#### What the task asks:
Every entry below must be repeated exactly; skip the pictures.

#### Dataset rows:
╔══

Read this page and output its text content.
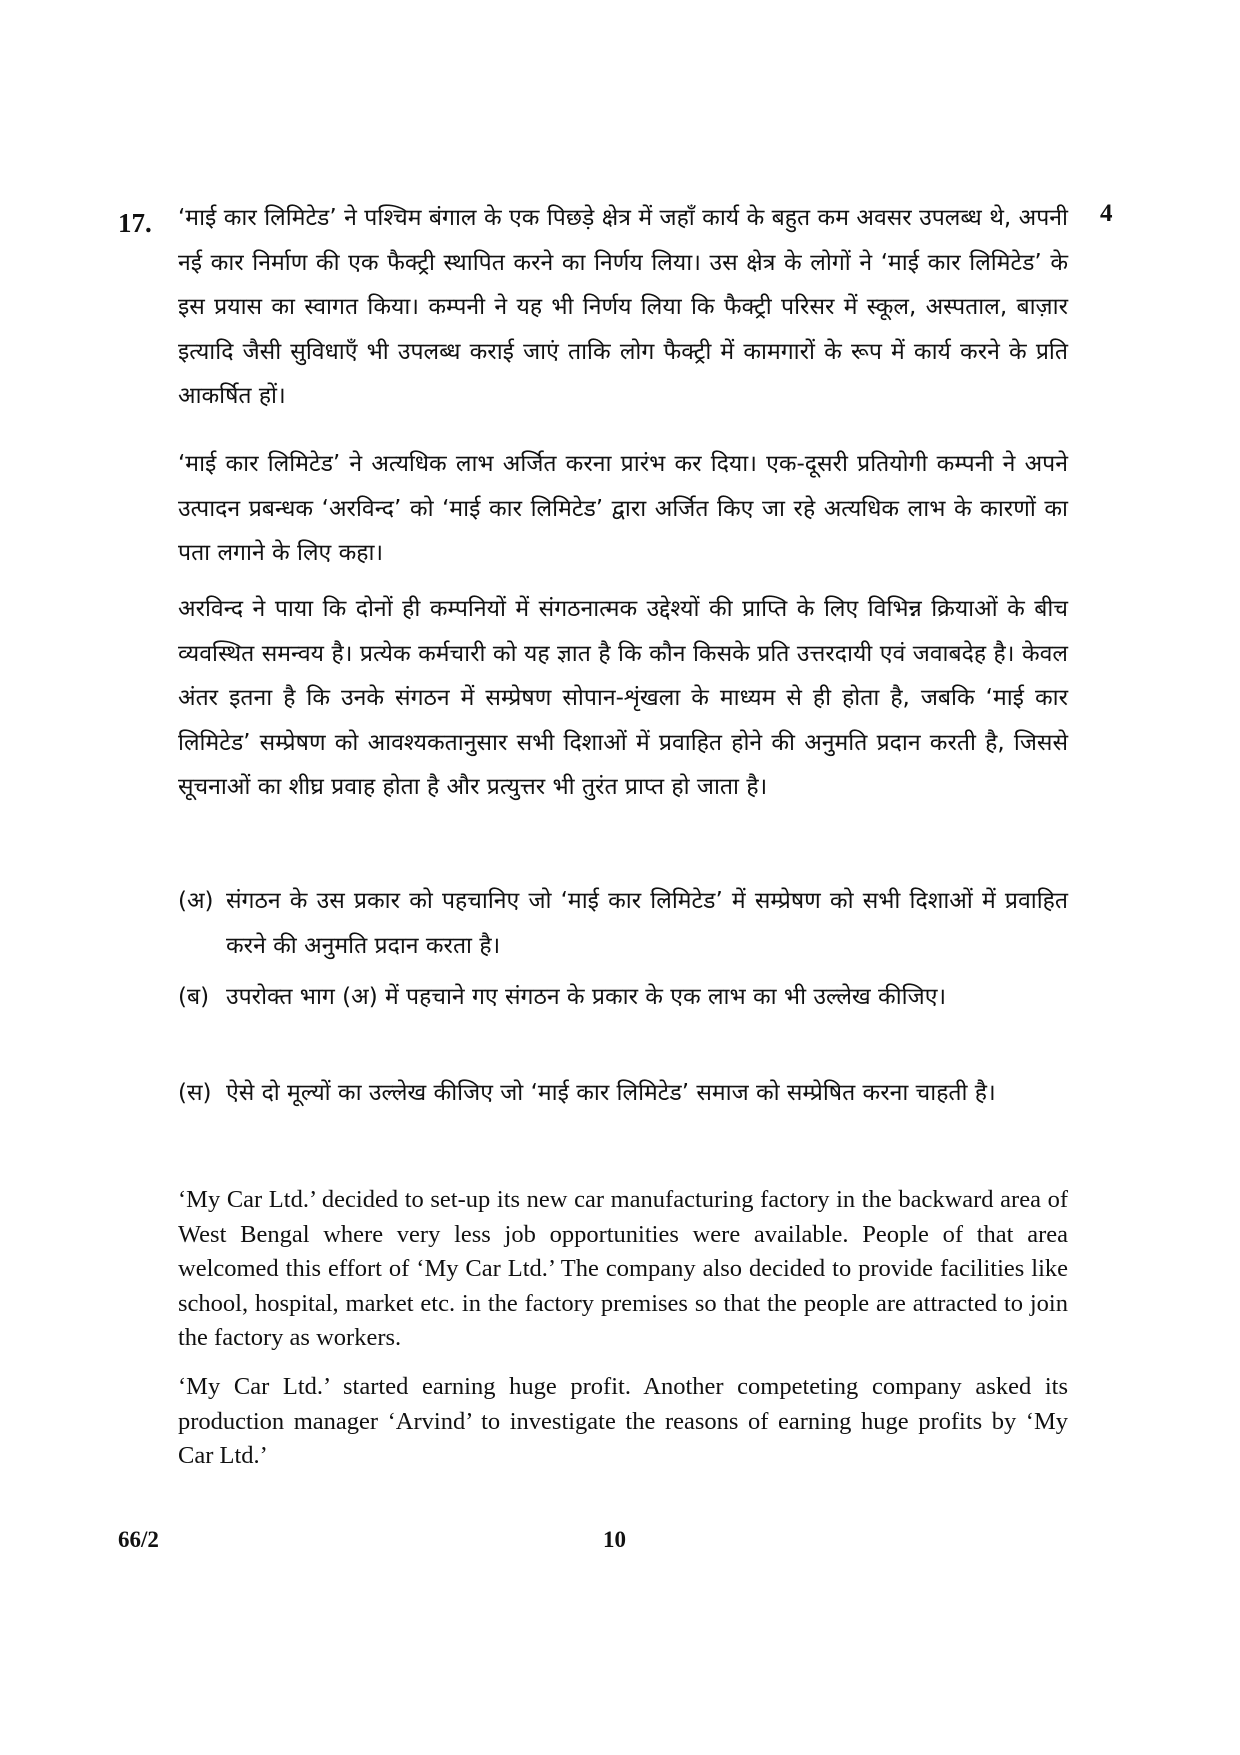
17.	4

‘माई कार लिमिटेड’ ने पश्चिम बंगाल के एक पिछड़े क्षेत्र में जहाँ कार्य के बहुत कम अवसर उपलब्ध थे, अपनी नई कार निर्माण की एक फैक्ट्री स्थापित करने का निर्णय लिया। उस क्षेत्र के लोगों ने ‘माई कार लिमिटेड’ के इस प्रयास का स्वागत किया। कम्पनी ने यह भी निर्णय लिया कि फैक्ट्री परिसर में स्कूल, अस्पताल, बाज़ार इत्यादि जैसी सुविधाएँ भी उपलब्ध कराई जाएं ताकि लोग फैक्ट्री में कामगारों के रूप में कार्य करने के प्रति आकर्षित हों।

‘माई कार लिमिटेड’ ने अत्यधिक लाभ अर्जित करना प्रारंभ कर दिया। एक-दूसरी प्रतियोगी कम्पनी ने अपने उत्पादन प्रबन्धक ‘अरविन्द’ को ‘माई कार लिमिटेड’ द्वारा अर्जित किए जा रहे अत्यधिक लाभ के कारणों का पता लगाने के लिए कहा।

अरविन्द ने पाया कि दोनों ही कम्पनियों में संगठनात्मक उद्देश्यों की प्राप्ति के लिए विभिन्न क्रियाओं के बीच व्यवस्थित समन्वय है। प्रत्येक कर्मचारी को यह ज्ञात है कि कौन किसके प्रति उत्तरदायी एवं जवाबदेह है। केवल अंतर इतना है कि उनके संगठन में सम्प्रेषण सोपान-शृंखला के माध्यम से ही होता है, जबकि ‘माई कार लिमिटेड’ सम्प्रेषण को आवश्यकतानुसार सभी दिशाओं में प्रवाहित होने की अनुमति प्रदान करती है, जिससे सूचनाओं का शीघ्र प्रवाह होता है और प्रत्युत्तर भी तुरंत प्राप्त हो जाता है।

(अ) संगठन के उस प्रकार को पहचानिए जो ‘माई कार लिमिटेड’ में सम्प्रेषण को सभी दिशाओं में प्रवाहित करने की अनुमति प्रदान करता है।
(ब) उपरोक्त भाग (अ) में पहचाने गए संगठन के प्रकार के एक लाभ का भी उल्लेख कीजिए।
(स) ऐसे दो मूल्यों का उल्लेख कीजिए जो ‘माई कार लिमिटेड’ समाज को सम्प्रेषित करना चाहती है।

‘My Car Ltd.’ decided to set-up its new car manufacturing factory in the backward area of West Bengal where very less job opportunities were available. People of that area welcomed this effort of ‘My Car Ltd.’ The company also decided to provide facilities like school, hospital, market etc. in the factory premises so that the people are attracted to join the factory as workers.

‘My Car Ltd.’ started earning huge profit. Another competeting company asked its production manager ‘Arvind’ to investigate the reasons of earning huge profits by ‘My Car Ltd.’

66/2	10
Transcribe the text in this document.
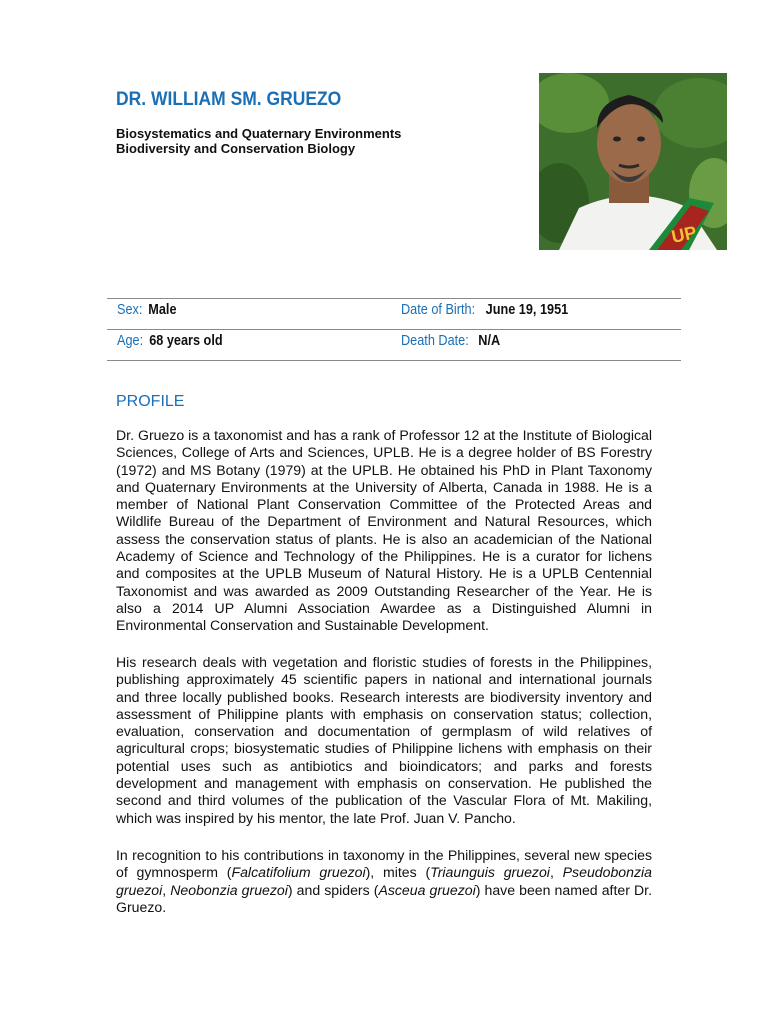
DR. WILLIAM SM. GRUEZO
Biosystematics and Quaternary Environments
Biodiversity and Conservation Biology
UP
Sex: Male	Date of Birth: June 19, 1951
Age: 68 years old	Death Date: N/A
PROFILE
Dr. Gruezo is a taxonomist and has a rank of Professor 12 at the Institute of Biological Sciences, College of Arts and Sciences, UPLB. He is a degree holder of BS Forestry (1972) and MS Botany (1979) at the UPLB. He obtained his PhD in Plant Taxonomy and Quaternary Environments at the University of Alberta, Canada in 1988. He is a member of National Plant Conservation Committee of the Protected Areas and Wildlife Bureau of the Department of Environment and Natural Resources, which assess the conservation status of plants. He is also an academician of the National Academy of Science and Technology of the Philippines. He is a curator for lichens and composites at the UPLB Museum of Natural History. He is a UPLB Centennial Taxonomist and was awarded as 2009 Outstanding Researcher of the Year. He is also a 2014 UP Alumni Association Awardee as a Distinguished Alumni in Environmental Conservation and Sustainable Development.
His research deals with vegetation and floristic studies of forests in the Philippines, publishing approximately 45 scientific papers in national and international journals and three locally published books. Research interests are biodiversity inventory and assessment of Philippine plants with emphasis on conservation status; collection, evaluation, conservation and documentation of germplasm of wild relatives of agricultural crops; biosystematic studies of Philippine lichens with emphasis on their potential uses such as antibiotics and bioindicators; and parks and forests development and management with emphasis on conservation. He published the second and third volumes of the publication of the Vascular Flora of Mt. Makiling, which was inspired by his mentor, the late Prof. Juan V. Pancho.
In recognition to his contributions in taxonomy in the Philippines, several new species of gymnosperm (Falcatifolium gruezoi), mites (Triaunguis gruezoi, Pseudobonzia gruezoi, Neobonzia gruezoi) and spiders (Asceua gruezoi) have been named after Dr. Gruezo.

╚══

#### Exercise output:
Read this page and output its text content.
17.	4

‘माई कार लिमिटेड’ ने पश्चिम बंगाल के एक पिछड़े क्षेत्र में जहाँ कार्य के बहुत कम अवसर उपलब्ध थे, अपनी नई कार निर्माण की एक फैक्ट्री स्थापित करने का निर्णय लिया। उस क्षेत्र के लोगों ने ‘माई कार लिमिटेड’ के इस प्रयास का स्वागत किया। कम्पनी ने यह भी निर्णय लिया कि फैक्ट्री परिसर में स्कूल, अस्पताल, बाज़ार इत्यादि जैसी सुविधाएँ भी उपलब्ध कराई जाएं ताकि लोग फैक्ट्री में कामगारों के रूप में कार्य करने के प्रति आकर्षित हों।

‘माई कार लिमिटेड’ ने अत्यधिक लाभ अर्जित करना प्रारंभ कर दिया। एक-दूसरी प्रतियोगी कम्पनी ने अपने उत्पादन प्रबन्धक ‘अरविन्द’ को ‘माई कार लिमिटेड’ द्वारा अर्जित किए जा रहे अत्यधिक लाभ के कारणों का पता लगाने के लिए कहा।

अरविन्द ने पाया कि दोनों ही कम्पनियों में संगठनात्मक उद्देश्यों की प्राप्ति के लिए विभिन्न क्रियाओं के बीच व्यवस्थित समन्वय है। प्रत्येक कर्मचारी को यह ज्ञात है कि कौन किसके प्रति उत्तरदायी एवं जवाबदेह है। केवल अंतर इतना है कि उनके संगठन में सम्प्रेषण सोपान-शृंखला के माध्यम से ही होता है, जबकि ‘माई कार लिमिटेड’ सम्प्रेषण को आवश्यकतानुसार सभी दिशाओं में प्रवाहित होने की अनुमति प्रदान करती है, जिससे सूचनाओं का शीघ्र प्रवाह होता है और प्रत्युत्तर भी तुरंत प्राप्त हो जाता है।

(अ) संगठन के उस प्रकार को पहचानिए जो ‘माई कार लिमिटेड’ में सम्प्रेषण को सभी दिशाओं में प्रवाहित करने की अनुमति प्रदान करता है।
(ब) उपरोक्त भाग (अ) में पहचाने गए संगठन के प्रकार के एक लाभ का भी उल्लेख कीजिए।
(स) ऐसे दो मूल्यों का उल्लेख कीजिए जो ‘माई कार लिमिटेड’ समाज को सम्प्रेषित करना चाहती है।

‘My Car Ltd.’ decided to set-up its new car manufacturing factory in the backward area of West Bengal where very less job opportunities were available. People of that area welcomed this effort of ‘My Car Ltd.’ The company also decided to provide facilities like school, hospital, market etc. in the factory premises so that the people are attracted to join the factory as workers.

‘My Car Ltd.’ started earning huge profit. Another competeting company asked its production manager ‘Arvind’ to investigate the reasons of earning huge profits by ‘My Car Ltd.’

66/2	10
Transcribe the text in this document.
DR. WILLIAM SM. GRUEZO
Biosystematics and Quaternary Environments
Biodiversity and Conservation Biology
UP
Sex: Male	Date of Birth: June 19, 1951
Age: 68 years old	Death Date: N/A
PROFILE
Dr. Gruezo is a taxonomist and has a rank of Professor 12 at the Institute of Biological Sciences, College of Arts and Sciences, UPLB. He is a degree holder of BS Forestry (1972) and MS Botany (1979) at the UPLB. He obtained his PhD in Plant Taxonomy and Quaternary Environments at the University of Alberta, Canada in 1988. He is a member of National Plant Conservation Committee of the Protected Areas and Wildlife Bureau of the Department of Environment and Natural Resources, which assess the conservation status of plants. He is also an academician of the National Academy of Science and Technology of the Philippines. He is a curator for lichens and composites at the UPLB Museum of Natural History. He is a UPLB Centennial Taxonomist and was awarded as 2009 Outstanding Researcher of the Year. He is also a 2014 UP Alumni Association Awardee as a Distinguished Alumni in Environmental Conservation and Sustainable Development.
His research deals with vegetation and floristic studies of forests in the Philippines, publishing approximately 45 scientific papers in national and international journals and three locally published books. Research interests are biodiversity inventory and assessment of Philippine plants with emphasis on conservation status; collection, evaluation, conservation and documentation of germplasm of wild relatives of agricultural crops; biosystematic studies of Philippine lichens with emphasis on their potential uses such as antibiotics and bioindicators; and parks and forests development and management with emphasis on conservation. He published the second and third volumes of the publication of the Vascular Flora of Mt. Makiling, which was inspired by his mentor, the late Prof. Juan V. Pancho.
In recognition to his contributions in taxonomy in the Philippines, several new species of gymnosperm (Falcatifolium gruezoi), mites (Triaunguis gruezoi, Pseudobonzia gruezoi, Neobonzia gruezoi) and spiders (Asceua gruezoi) have been named after Dr. Gruezo.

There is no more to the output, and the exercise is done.